=== Instructions to follow ===
From the essay on coping with change, repeat the passage from "Margaret Mead once" to "sometimes staggers us." word for word.

=== Text provided ===
BEGIN
Margaret Mead once said that future generations would need to know how to build their nests in a storm.
Many of us today, caught as we are in a perpetual stormy whirlwind of change, realize we must not only build but constantly rebuild the structures of our lives, again and again, and, it seems, we must increasingly maintain and rebuild the changing structures of our society, all the while attempting to keep some sort of internal balance within ourselves. This may be exhilarating, but it is exhausting.
Change is, of course, nothing new. But the quickened pace of change these days sometimes staggers us.
Not all change, of course, is bad or troubling. There is also good change. But even that can be stressful. Psychologists talk about euphoric stress, which our bodies experience as an intensity of emotion that can be as draining as negative stress.
And so how do we cope?
“Pace yourself,” our health providers say. Right. “Let go and let God,” our ministers say. “Go with the flow,” our gurus say. All good advice, but occasionally we feel burnt out, tired, ready for a reprieve from all this intensity of change. What are we to do?
Of course, Different people use different strategies, with varying results.
When there is so much change, it can seem that nothing is permanent, reliable, trustworthy. Some people, seeing this, say, “Why bother to believe in or trust in or work for or commit to anything. It is obvious that it will all change again tomorrow.” They begin to shrug off any concern about how things are or how things change; cynicism takes hold. This may result in an unmoored social connection, a loss of moral compass, an individualistic willingness to blow with any wind and to not take any responsibility for participating in shaping or attempting to improve things.
Some of us, not cynical, really, concerned, but not wanting to be forced into taking sides in the culture wars, have just checked out, not watching the news, not being involved, sheltering in place, as it were. We often say we simply don’t have the energy to deal with all that is happening, or even to care, anymore.
END
(Page segmentation data)
BEGIN
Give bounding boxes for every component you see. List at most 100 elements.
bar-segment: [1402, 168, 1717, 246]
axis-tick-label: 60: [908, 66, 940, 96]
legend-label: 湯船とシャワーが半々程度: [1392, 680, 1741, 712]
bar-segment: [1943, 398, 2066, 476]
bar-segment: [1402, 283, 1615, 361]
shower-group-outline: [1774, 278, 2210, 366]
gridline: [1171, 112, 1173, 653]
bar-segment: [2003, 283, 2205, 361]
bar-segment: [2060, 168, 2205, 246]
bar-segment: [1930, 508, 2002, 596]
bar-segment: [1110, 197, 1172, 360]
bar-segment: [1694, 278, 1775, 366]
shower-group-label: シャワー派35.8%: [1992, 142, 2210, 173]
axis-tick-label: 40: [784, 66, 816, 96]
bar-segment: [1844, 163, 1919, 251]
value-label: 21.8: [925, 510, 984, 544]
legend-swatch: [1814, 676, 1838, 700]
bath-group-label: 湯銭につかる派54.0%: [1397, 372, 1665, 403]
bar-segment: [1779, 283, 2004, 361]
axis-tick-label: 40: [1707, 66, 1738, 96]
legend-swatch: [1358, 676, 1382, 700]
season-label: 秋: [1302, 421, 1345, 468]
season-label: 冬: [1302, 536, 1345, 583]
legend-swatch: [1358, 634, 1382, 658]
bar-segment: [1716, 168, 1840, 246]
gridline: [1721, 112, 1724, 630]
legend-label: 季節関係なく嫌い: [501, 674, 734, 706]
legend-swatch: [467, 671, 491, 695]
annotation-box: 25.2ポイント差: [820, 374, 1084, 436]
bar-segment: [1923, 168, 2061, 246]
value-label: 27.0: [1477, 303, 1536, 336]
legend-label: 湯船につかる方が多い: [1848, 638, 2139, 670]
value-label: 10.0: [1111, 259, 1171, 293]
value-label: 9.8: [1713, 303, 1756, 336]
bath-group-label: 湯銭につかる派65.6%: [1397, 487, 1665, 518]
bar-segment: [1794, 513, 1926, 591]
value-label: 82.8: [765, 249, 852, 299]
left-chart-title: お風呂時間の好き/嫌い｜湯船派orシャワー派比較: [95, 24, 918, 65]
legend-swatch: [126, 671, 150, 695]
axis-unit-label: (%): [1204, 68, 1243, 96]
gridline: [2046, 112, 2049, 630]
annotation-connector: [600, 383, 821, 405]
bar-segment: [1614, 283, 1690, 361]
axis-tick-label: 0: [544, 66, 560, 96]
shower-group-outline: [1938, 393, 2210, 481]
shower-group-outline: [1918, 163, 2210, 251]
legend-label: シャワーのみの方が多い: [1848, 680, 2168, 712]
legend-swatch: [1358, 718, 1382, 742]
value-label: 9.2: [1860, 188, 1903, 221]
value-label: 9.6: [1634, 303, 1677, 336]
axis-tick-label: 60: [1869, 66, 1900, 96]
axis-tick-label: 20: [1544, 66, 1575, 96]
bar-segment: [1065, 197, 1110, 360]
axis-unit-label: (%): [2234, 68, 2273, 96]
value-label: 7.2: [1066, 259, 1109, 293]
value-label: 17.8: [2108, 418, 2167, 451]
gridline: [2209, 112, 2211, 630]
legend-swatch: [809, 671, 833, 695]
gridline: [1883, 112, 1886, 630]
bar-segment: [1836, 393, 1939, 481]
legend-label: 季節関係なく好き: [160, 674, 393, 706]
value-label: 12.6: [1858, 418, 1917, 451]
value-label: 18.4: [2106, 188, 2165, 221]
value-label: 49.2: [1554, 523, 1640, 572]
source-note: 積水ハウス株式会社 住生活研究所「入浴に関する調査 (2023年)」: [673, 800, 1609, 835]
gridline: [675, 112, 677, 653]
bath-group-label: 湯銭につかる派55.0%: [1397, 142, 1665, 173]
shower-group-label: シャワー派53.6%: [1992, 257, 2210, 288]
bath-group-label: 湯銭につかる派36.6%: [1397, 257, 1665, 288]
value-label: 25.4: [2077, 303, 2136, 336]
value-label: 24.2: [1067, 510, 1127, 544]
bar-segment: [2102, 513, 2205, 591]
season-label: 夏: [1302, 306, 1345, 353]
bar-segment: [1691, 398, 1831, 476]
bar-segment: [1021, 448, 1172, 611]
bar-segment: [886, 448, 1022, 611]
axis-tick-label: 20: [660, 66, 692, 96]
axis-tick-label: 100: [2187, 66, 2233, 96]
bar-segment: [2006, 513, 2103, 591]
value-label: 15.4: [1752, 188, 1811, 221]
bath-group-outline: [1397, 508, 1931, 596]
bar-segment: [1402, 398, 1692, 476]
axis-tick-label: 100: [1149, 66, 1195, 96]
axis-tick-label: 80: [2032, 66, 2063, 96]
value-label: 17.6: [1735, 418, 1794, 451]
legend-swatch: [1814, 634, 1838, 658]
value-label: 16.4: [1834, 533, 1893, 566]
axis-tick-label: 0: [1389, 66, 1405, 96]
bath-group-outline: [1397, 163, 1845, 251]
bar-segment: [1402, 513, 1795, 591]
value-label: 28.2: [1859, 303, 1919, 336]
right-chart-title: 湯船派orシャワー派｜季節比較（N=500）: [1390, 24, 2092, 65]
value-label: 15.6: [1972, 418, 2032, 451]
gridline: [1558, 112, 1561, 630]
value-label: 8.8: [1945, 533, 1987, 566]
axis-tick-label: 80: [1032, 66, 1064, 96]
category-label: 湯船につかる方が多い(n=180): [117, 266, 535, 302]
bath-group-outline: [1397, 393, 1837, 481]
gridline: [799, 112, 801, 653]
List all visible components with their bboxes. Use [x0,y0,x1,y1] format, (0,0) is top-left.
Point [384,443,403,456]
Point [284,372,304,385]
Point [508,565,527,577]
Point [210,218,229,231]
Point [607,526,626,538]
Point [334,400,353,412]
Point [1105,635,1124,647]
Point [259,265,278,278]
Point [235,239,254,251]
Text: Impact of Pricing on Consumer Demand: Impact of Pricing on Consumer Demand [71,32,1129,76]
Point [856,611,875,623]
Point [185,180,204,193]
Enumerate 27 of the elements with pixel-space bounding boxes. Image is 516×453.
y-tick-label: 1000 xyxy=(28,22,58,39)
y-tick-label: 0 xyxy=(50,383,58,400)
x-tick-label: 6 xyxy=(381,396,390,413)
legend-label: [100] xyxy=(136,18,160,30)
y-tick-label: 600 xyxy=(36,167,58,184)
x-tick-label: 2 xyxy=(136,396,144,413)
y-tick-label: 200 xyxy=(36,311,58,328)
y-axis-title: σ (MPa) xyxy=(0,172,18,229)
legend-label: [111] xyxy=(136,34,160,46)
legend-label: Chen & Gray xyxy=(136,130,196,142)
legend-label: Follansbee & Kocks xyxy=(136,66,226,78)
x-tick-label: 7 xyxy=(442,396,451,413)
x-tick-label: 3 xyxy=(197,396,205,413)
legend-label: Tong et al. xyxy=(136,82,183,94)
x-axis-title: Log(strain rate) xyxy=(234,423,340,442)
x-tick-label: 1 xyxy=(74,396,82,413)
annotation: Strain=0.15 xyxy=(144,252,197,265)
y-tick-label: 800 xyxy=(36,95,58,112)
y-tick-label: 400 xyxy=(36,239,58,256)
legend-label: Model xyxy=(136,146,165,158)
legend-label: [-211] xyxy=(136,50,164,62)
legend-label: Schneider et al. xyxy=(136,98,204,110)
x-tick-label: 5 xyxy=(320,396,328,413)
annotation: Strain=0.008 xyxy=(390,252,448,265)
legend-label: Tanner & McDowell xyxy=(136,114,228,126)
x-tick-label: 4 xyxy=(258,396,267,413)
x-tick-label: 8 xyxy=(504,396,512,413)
END
=== Your solution ===
Margaret Mead once said that future generations would need to know how to build their nests in a storm.
Many of us today, caught as we are in a perpetual stormy whirlwind of change, realize we must not only build but constantly rebuild the structures of our lives, again and again, and, it seems, we must increasingly maintain and rebuild the changing structures of our society, all the while attempting to keep some sort of internal balance within ourselves. This may be exhilarating, but it is exhausting.
Change is, of course, nothing new. But the quickened pace of change these days sometimes staggers us.